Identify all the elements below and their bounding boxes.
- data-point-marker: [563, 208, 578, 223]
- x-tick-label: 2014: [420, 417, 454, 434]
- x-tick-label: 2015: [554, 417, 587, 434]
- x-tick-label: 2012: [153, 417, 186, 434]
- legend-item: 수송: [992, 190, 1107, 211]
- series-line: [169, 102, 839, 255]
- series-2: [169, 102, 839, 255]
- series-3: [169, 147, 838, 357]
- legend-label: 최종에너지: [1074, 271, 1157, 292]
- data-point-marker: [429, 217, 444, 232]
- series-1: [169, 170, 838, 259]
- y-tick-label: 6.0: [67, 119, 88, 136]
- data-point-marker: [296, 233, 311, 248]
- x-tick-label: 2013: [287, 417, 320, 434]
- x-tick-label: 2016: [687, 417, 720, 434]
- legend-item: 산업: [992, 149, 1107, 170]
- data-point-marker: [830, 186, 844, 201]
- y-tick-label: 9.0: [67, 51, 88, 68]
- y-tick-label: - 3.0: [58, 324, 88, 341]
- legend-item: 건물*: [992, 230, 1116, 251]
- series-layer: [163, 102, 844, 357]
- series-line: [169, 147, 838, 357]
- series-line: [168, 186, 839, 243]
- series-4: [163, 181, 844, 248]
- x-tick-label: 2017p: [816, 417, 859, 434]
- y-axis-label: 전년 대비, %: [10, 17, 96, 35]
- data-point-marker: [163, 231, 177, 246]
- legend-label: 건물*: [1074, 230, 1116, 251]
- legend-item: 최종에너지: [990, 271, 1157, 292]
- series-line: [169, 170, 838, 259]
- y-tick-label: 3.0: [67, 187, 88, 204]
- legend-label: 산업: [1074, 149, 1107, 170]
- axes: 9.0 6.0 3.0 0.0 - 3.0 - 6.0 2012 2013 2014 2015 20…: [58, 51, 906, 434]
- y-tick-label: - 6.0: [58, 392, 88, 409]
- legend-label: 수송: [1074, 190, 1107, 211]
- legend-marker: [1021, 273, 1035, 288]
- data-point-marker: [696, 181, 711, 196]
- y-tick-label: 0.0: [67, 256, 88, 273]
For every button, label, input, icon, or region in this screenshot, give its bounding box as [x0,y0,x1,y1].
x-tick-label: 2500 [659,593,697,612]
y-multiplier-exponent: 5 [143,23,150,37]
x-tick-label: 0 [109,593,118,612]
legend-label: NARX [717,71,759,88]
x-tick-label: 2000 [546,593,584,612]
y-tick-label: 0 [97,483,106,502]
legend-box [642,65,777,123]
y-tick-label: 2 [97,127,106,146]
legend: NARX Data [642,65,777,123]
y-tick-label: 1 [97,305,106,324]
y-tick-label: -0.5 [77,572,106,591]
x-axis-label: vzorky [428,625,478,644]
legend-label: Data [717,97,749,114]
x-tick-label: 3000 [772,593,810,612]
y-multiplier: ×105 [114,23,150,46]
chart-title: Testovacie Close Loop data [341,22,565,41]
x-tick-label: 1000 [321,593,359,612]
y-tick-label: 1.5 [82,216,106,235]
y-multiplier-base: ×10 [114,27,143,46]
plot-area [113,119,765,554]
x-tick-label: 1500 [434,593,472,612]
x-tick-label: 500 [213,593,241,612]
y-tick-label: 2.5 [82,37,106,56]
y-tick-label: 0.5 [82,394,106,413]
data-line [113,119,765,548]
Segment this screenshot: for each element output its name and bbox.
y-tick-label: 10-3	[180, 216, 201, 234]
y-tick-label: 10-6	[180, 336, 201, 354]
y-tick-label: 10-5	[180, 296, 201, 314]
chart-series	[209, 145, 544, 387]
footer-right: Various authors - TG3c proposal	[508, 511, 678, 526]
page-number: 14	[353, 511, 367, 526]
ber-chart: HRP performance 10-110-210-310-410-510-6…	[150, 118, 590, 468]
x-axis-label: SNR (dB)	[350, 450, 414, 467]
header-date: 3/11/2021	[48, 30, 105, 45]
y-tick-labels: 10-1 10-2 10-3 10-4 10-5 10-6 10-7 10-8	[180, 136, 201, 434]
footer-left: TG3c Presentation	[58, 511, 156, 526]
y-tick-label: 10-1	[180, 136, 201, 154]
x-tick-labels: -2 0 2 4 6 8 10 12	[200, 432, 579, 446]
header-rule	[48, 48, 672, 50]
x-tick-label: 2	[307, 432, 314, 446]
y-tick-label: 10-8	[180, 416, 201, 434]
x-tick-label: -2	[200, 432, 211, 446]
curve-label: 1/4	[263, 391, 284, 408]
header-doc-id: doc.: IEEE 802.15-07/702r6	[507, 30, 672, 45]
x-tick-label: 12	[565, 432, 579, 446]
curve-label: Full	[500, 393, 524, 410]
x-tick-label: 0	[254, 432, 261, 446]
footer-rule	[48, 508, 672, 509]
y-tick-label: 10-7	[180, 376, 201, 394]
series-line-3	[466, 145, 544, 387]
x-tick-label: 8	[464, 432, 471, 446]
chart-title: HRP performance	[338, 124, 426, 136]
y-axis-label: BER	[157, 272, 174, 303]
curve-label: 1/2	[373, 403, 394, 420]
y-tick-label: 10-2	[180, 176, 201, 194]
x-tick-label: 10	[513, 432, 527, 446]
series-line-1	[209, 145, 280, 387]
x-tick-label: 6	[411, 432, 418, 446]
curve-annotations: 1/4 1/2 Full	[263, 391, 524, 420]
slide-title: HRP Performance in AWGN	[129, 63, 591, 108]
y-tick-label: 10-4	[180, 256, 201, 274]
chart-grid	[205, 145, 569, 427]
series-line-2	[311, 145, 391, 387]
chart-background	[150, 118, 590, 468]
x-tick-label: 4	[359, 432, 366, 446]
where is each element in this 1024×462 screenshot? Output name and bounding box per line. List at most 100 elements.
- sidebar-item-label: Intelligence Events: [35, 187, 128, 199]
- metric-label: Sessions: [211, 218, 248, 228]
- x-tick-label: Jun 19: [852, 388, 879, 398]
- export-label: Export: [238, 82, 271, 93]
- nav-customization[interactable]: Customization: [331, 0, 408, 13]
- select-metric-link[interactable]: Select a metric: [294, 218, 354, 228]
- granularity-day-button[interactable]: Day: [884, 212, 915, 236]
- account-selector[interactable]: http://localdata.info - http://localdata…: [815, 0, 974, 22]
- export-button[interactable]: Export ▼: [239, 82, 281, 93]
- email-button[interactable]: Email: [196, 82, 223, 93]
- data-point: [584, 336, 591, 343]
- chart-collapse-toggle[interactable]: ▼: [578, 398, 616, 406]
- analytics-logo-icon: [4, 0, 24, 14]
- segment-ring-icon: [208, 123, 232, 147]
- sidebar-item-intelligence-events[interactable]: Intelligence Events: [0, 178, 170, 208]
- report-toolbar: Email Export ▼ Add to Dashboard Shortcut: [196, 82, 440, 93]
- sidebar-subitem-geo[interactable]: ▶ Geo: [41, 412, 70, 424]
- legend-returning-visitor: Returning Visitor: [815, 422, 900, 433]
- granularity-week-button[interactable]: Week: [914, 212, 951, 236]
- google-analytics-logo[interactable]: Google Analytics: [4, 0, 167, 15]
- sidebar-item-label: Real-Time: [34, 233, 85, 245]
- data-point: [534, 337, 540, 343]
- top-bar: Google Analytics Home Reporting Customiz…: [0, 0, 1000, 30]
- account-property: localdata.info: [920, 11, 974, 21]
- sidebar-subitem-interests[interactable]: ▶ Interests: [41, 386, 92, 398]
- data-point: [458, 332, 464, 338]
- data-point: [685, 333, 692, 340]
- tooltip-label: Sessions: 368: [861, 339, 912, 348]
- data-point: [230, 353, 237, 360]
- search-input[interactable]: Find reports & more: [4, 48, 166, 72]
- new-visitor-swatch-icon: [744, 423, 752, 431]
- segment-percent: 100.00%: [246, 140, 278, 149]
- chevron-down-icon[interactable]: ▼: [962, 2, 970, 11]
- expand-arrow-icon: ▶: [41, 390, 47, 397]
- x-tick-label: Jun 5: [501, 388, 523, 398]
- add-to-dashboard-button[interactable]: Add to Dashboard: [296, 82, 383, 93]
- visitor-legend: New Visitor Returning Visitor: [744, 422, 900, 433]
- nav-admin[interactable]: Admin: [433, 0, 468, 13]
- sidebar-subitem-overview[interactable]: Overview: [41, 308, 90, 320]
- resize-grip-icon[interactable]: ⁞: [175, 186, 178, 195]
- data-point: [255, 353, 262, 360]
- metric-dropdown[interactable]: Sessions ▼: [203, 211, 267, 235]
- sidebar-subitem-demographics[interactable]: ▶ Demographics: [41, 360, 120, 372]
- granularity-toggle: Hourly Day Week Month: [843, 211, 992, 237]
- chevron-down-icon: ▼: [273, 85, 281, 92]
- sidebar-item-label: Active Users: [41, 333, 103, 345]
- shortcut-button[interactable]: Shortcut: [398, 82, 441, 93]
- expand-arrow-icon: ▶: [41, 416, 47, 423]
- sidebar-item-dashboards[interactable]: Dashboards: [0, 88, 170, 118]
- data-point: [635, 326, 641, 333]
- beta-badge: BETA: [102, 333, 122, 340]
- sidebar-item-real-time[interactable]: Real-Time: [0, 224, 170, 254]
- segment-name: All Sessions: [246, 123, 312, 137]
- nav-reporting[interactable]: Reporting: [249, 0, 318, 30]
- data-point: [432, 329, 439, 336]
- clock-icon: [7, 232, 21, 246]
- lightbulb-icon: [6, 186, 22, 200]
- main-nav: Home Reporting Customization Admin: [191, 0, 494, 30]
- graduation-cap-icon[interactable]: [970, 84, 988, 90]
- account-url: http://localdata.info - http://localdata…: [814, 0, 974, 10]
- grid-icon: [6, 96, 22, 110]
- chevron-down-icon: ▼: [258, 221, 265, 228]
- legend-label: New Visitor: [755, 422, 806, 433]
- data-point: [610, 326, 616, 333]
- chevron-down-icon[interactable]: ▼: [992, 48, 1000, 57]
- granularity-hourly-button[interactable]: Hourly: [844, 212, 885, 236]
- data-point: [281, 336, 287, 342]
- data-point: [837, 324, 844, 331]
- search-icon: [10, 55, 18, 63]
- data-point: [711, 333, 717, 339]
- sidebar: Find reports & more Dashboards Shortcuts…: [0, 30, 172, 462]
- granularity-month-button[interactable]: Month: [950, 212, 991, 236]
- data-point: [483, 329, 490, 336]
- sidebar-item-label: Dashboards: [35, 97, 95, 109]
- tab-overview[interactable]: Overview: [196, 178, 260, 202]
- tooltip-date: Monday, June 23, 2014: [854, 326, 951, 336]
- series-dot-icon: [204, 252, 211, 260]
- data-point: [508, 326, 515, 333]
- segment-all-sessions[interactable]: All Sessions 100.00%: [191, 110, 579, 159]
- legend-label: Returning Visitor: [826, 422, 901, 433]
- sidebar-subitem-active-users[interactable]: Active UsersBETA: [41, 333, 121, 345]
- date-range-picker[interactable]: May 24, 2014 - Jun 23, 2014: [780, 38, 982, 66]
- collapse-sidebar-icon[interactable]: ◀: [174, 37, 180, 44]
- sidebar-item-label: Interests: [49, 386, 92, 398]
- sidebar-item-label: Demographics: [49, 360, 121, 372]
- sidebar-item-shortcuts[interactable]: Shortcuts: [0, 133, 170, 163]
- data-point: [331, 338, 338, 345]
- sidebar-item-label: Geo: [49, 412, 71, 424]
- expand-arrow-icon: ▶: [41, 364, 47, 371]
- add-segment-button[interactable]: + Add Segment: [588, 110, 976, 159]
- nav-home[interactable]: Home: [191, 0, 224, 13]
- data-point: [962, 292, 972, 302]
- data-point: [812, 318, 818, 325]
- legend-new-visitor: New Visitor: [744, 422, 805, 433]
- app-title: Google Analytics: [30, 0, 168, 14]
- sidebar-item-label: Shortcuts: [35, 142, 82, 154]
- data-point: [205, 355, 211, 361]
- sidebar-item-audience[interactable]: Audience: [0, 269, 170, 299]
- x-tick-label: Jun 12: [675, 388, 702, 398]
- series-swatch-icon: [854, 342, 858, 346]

────

Replace "x-tick-label" with "x-axis-tick" in the material, starting at the first line and ending at the line that contains "- legend-label: 최종에너지: [1074, 271, 1157, 292]", leaving everything else unchanged, and give only those lines.

Identify all the elements below and their bounding boxes.
- data-point-marker: [563, 208, 578, 223]
- x-axis-tick: 2014: [420, 417, 454, 434]
- x-axis-tick: 2015: [554, 417, 587, 434]
- x-axis-tick: 2012: [153, 417, 186, 434]
- legend-item: 수송: [992, 190, 1107, 211]
- series-line: [169, 102, 839, 255]
- series-2: [169, 102, 839, 255]
- series-3: [169, 147, 838, 357]
- legend-label: 최종에너지: [1074, 271, 1157, 292]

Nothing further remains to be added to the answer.